### Excerto para leitura
XVI. Daí que os casos de nulidade no nosso ordenamento são aqueles que vêm estabelecidos no art. 133.º do CPA, normativo este que encerra em si, para além duma remessa para o que se mostre fulminado em lei especial com o desvalor da nulidade, um enunciado genérico que contém a lista das nulidades.
XVII. E reportando-se ao regime decorrente do citado art. 133.º refere Marcelo Rebelo de Sousa (em “Inexistência jurídica” in: “DJAP”, vol. V, pág. 242) que “… o Código aponta para as seguintes inovações, no domínio que nos importa: 1.º Suprime a figura da nulidade por natureza, ao englobá-la na cláusula geral do n.º 1 do art. 133.º; … 2.º Define de tal modo a nulidade que praticamente cobre todas as situações que a doutrina e a jurisprudência consideravam de inexistência jurídica do ato administrativo. ... Tomando esta segunda inovação, vemos que a nulidade passa a corresponder à falta de qualquer dos elementos essenciais do ato. Definindo Diogo Freitas do Amaral - principal autor material ou informal do Código - elementos de molde a abarcar o que outros setores da doutrina (em que nos integramos) qualificam de pressupostos, e parecendo ser esse o sentido vazado no Código, na previsão do art. 133.º n.º 1 caberiam a falta de sujeito (órgão administrativo), de competência em termos de função do Estado e de competência absoluta, e de suscetibilidade de atuação imputável a órgão da Administração (isto é, por titulares devidamente investidos e preenchendo os requisitos de tal imputação). … Por outras palavras, acarretariam nulidade todos os casos de inidentificabilidade orgânica mínima, bem como os de inidentificabilidade material mínimas (enumerados no n.º 2) …”.

### Dados recolhidos
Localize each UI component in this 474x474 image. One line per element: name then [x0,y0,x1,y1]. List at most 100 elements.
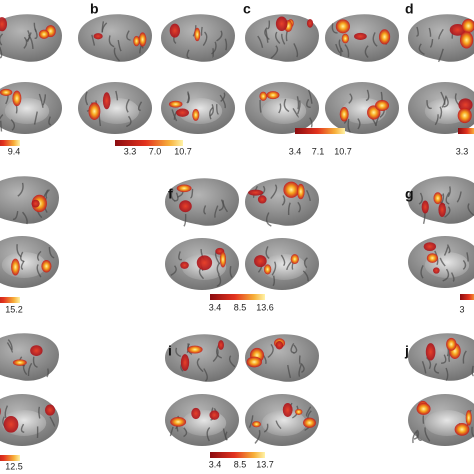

### Requisitos
Traduza para inglês a seguinte frase do excerto sobre a nulidade do ato administrativo: "Daí que os casos de nulidade no nosso ordenamento são aqueles que vêm estabelecidos no art. 133.º do CPA, normativo este que encerra em si, para além duma remessa para o que se mostre fulminado em lei especial com o desvalor da nulidade, um enunciado genérico que contém a lista das nulidades."

### Exercício resolvido
Hence, the cases of nullity in our legal order are those laid down in Article 133 of the CPA, a provision that contains, besides a cross-reference to whatever a special law strikes with the defect of nullity, a general statement setting out the list of nullities.